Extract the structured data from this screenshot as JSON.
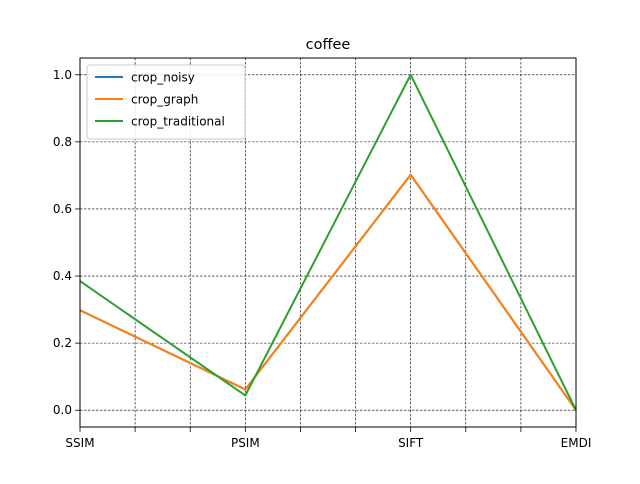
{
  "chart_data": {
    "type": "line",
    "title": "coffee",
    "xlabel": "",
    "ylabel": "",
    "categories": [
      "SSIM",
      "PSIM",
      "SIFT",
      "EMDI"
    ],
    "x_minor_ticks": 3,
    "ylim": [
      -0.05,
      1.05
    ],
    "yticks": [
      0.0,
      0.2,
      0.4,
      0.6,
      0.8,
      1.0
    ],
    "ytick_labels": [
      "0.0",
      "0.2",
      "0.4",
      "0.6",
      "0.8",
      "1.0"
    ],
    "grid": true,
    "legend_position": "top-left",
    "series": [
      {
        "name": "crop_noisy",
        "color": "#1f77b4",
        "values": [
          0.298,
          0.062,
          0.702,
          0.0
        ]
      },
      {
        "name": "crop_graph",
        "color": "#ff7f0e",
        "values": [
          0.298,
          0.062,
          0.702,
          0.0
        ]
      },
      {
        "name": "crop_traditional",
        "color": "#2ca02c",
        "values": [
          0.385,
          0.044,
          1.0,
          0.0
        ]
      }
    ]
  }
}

————

* [EXERCISE GOAL]: Find how many lines of the entries contain "name". Respond with the number only.

* [WRITTEN RESPONSE]: 3